(Records from a collection)
++++++++

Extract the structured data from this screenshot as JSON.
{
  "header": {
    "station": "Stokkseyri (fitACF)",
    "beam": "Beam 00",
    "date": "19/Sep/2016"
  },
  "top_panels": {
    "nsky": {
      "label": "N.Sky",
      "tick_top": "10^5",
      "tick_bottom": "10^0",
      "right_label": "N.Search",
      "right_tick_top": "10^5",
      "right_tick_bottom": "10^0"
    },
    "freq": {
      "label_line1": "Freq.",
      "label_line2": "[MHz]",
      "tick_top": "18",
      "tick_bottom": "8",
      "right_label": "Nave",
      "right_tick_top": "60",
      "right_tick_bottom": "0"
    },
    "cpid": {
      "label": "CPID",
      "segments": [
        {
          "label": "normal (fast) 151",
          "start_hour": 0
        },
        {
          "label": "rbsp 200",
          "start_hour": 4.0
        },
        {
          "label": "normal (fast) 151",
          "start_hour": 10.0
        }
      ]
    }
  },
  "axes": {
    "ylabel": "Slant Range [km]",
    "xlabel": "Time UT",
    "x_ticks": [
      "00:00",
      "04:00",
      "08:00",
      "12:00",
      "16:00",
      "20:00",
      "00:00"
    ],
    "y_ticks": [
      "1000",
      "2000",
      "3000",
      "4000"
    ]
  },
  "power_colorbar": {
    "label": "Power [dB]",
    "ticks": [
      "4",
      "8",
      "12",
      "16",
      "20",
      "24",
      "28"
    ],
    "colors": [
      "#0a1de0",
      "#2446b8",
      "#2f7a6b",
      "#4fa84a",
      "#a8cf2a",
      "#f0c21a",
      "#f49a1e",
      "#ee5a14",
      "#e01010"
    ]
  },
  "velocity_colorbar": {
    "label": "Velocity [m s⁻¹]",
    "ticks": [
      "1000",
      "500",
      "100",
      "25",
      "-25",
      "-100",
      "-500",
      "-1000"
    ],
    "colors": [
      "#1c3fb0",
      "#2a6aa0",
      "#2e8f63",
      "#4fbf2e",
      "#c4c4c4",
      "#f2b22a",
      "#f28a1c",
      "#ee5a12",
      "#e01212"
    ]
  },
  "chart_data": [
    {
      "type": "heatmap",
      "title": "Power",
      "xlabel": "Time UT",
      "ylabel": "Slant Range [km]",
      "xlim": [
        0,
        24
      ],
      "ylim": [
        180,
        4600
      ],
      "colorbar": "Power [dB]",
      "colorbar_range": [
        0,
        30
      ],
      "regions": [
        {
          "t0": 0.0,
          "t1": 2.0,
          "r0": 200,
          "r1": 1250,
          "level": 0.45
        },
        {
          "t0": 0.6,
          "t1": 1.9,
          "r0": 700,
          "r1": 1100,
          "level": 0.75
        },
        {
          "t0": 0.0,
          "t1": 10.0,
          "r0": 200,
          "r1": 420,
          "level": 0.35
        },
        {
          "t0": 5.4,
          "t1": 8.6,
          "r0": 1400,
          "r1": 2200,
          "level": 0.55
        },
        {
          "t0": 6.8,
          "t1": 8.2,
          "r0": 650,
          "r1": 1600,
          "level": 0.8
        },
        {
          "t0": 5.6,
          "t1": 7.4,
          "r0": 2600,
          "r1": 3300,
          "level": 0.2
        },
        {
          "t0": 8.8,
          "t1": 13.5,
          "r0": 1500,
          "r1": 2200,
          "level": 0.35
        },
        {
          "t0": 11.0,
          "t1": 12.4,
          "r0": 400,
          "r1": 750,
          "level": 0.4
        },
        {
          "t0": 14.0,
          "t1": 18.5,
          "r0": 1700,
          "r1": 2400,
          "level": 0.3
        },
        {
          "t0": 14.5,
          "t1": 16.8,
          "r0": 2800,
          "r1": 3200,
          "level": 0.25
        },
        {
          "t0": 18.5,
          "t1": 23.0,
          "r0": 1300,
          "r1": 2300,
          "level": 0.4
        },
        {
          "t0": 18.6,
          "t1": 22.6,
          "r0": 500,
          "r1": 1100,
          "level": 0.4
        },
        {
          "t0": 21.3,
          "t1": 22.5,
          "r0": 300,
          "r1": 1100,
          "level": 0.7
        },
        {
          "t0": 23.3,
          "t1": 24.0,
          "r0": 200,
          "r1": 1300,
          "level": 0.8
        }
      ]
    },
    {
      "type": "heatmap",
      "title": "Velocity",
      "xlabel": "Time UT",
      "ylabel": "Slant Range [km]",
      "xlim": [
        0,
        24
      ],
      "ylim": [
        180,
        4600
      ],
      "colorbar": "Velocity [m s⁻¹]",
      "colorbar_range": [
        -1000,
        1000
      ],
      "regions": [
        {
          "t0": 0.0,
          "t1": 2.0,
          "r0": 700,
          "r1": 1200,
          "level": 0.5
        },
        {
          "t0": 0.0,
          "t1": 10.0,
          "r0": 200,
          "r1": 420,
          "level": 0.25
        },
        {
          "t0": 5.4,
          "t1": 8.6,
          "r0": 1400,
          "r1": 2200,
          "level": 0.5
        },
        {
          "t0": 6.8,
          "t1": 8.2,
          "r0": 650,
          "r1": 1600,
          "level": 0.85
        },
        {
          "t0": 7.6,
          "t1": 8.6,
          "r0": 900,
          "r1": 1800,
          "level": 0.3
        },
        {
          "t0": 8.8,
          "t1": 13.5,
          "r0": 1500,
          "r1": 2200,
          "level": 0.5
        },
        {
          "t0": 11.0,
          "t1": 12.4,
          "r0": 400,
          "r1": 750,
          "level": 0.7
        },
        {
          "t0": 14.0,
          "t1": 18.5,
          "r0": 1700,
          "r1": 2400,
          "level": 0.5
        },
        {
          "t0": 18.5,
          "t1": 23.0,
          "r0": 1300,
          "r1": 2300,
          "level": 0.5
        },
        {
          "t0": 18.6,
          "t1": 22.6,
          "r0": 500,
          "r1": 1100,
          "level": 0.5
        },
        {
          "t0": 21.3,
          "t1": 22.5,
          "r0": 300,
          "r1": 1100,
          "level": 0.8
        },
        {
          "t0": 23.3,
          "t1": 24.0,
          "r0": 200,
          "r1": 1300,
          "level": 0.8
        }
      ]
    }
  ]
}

++++++++

**TASK BRIEF:** Return all of the entries exactly as they were supplied.

**EXERCISE OUTPUT:**
Extract the structured data from this screenshot as JSON.
{
  "header": {
    "station": "Stokkseyri (fitACF)",
    "beam": "Beam 00",
    "date": "19/Sep/2016"
  },
  "top_panels": {
    "nsky": {
      "label": "N.Sky",
      "tick_top": "10^5",
      "tick_bottom": "10^0",
      "right_label": "N.Search",
      "right_tick_top": "10^5",
      "right_tick_bottom": "10^0"
    },
    "freq": {
      "label_line1": "Freq.",
      "label_line2": "[MHz]",
      "tick_top": "18",
      "tick_bottom": "8",
      "right_label": "Nave",
      "right_tick_top": "60",
      "right_tick_bottom": "0"
    },
    "cpid": {
      "label": "CPID",
      "segments": [
        {
          "label": "normal (fast) 151",
          "start_hour": 0
        },
        {
          "label": "rbsp 200",
          "start_hour": 4.0
        },
        {
          "label": "normal (fast) 151",
          "start_hour": 10.0
        }
      ]
    }
  },
  "axes": {
    "ylabel": "Slant Range [km]",
    "xlabel": "Time UT",
    "x_ticks": [
      "00:00",
      "04:00",
      "08:00",
      "12:00",
      "16:00",
      "20:00",
      "00:00"
    ],
    "y_ticks": [
      "1000",
      "2000",
      "3000",
      "4000"
    ]
  },
  "power_colorbar": {
    "label": "Power [dB]",
    "ticks": [
      "4",
      "8",
      "12",
      "16",
      "20",
      "24",
      "28"
    ],
    "colors": [
      "#0a1de0",
      "#2446b8",
      "#2f7a6b",
      "#4fa84a",
      "#a8cf2a",
      "#f0c21a",
      "#f49a1e",
      "#ee5a14",
      "#e01010"
    ]
  },
  "velocity_colorbar": {
    "label": "Velocity [m s⁻¹]",
    "ticks": [
      "1000",
      "500",
      "100",
      "25",
      "-25",
      "-100",
      "-500",
      "-1000"
    ],
    "colors": [
      "#1c3fb0",
      "#2a6aa0",
      "#2e8f63",
      "#4fbf2e",
      "#c4c4c4",
      "#f2b22a",
      "#f28a1c",
      "#ee5a12",
      "#e01212"
    ]
  },
  "chart_data": [
    {
      "type": "heatmap",
      "title": "Power",
      "xlabel": "Time UT",
      "ylabel": "Slant Range [km]",
      "xlim": [
        0,
        24
      ],
      "ylim": [
        180,
        4600
      ],
      "colorbar": "Power [dB]",
      "colorbar_range": [
        0,
        30
      ],
      "regions": [
        {
          "t0": 0.0,
          "t1": 2.0,
          "r0": 200,
          "r1": 1250,
          "level": 0.45
        },
        {
          "t0": 0.6,
          "t1": 1.9,
          "r0": 700,
          "r1": 1100,
          "level": 0.75
        },
        {
          "t0": 0.0,
          "t1": 10.0,
          "r0": 200,
          "r1": 420,
          "level": 0.35
        },
        {
          "t0": 5.4,
          "t1": 8.6,
          "r0": 1400,
          "r1": 2200,
          "level": 0.55
        },
        {
          "t0": 6.8,
          "t1": 8.2,
          "r0": 650,
          "r1": 1600,
          "level": 0.8
        },
        {
          "t0": 5.6,
          "t1": 7.4,
          "r0": 2600,
          "r1": 3300,
          "level": 0.2
        },
        {
          "t0": 8.8,
          "t1": 13.5,
          "r0": 1500,
          "r1": 2200,
          "level": 0.35
        },
        {
          "t0": 11.0,
          "t1": 12.4,
          "r0": 400,
          "r1": 750,
          "level": 0.4
        },
        {
          "t0": 14.0,
          "t1": 18.5,
          "r0": 1700,
          "r1": 2400,
          "level": 0.3
        },
        {
          "t0": 14.5,
          "t1": 16.8,
          "r0": 2800,
          "r1": 3200,
          "level": 0.25
        },
        {
          "t0": 18.5,
          "t1": 23.0,
          "r0": 1300,
          "r1": 2300,
          "level": 0.4
        },
        {
          "t0": 18.6,
          "t1": 22.6,
          "r0": 500,
          "r1": 1100,
          "level": 0.4
        },
        {
          "t0": 21.3,
          "t1": 22.5,
          "r0": 300,
          "r1": 1100,
          "level": 0.7
        },
        {
          "t0": 23.3,
          "t1": 24.0,
          "r0": 200,
          "r1": 1300,
          "level": 0.8
        }
      ]
    },
    {
      "type": "heatmap",
      "title": "Velocity",
      "xlabel": "Time UT",
      "ylabel": "Slant Range [km]",
      "xlim": [
        0,
        24
      ],
      "ylim": [
        180,
        4600
      ],
      "colorbar": "Velocity [m s⁻¹]",
      "colorbar_range": [
        -1000,
        1000
      ],
      "regions": [
        {
          "t0": 0.0,
          "t1": 2.0,
          "r0": 700,
          "r1": 1200,
          "level": 0.5
        },
        {
          "t0": 0.0,
          "t1": 10.0,
          "r0": 200,
          "r1": 420,
          "level": 0.25
        },
        {
          "t0": 5.4,
          "t1": 8.6,
          "r0": 1400,
          "r1": 2200,
          "level": 0.5
        },
        {
          "t0": 6.8,
          "t1": 8.2,
          "r0": 650,
          "r1": 1600,
          "level": 0.85
        },
        {
          "t0": 7.6,
          "t1": 8.6,
          "r0": 900,
          "r1": 1800,
          "level": 0.3
        },
        {
          "t0": 8.8,
          "t1": 13.5,
          "r0": 1500,
          "r1": 2200,
          "level": 0.5
        },
        {
          "t0": 11.0,
          "t1": 12.4,
          "r0": 400,
          "r1": 750,
          "level": 0.7
        },
        {
          "t0": 14.0,
          "t1": 18.5,
          "r0": 1700,
          "r1": 2400,
          "level": 0.5
        },
        {
          "t0": 18.5,
          "t1": 23.0,
          "r0": 1300,
          "r1": 2300,
          "level": 0.5
        },
        {
          "t0": 18.6,
          "t1": 22.6,
          "r0": 500,
          "r1": 1100,
          "level": 0.5
        },
        {
          "t0": 21.3,
          "t1": 22.5,
          "r0": 300,
          "r1": 1100,
          "level": 0.8
        },
        {
          "t0": 23.3,
          "t1": 24.0,
          "r0": 200,
          "r1": 1300,
          "level": 0.8
        }
      ]
    }
  ]
}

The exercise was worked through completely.